[Start of AVAILABLE DATA]
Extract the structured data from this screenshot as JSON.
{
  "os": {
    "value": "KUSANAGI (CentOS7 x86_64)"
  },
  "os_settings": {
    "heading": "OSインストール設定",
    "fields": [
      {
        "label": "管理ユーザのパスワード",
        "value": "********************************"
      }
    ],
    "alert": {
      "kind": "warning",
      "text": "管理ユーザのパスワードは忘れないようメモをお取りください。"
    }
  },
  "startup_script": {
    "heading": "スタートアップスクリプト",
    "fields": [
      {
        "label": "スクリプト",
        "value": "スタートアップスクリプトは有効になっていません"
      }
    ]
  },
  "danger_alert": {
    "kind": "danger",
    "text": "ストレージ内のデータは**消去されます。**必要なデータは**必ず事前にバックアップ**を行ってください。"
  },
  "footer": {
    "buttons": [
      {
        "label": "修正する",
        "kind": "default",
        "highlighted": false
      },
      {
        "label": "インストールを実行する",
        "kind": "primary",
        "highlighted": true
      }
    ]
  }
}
[End of AVAILABLE DATA]
* _TASK BRIEF_:
Pull out each line of the records holding the string "heading".

* _TASK RESULT_:
    "heading": "OSインストール設定",
    "heading": "スタートアップスクリプト",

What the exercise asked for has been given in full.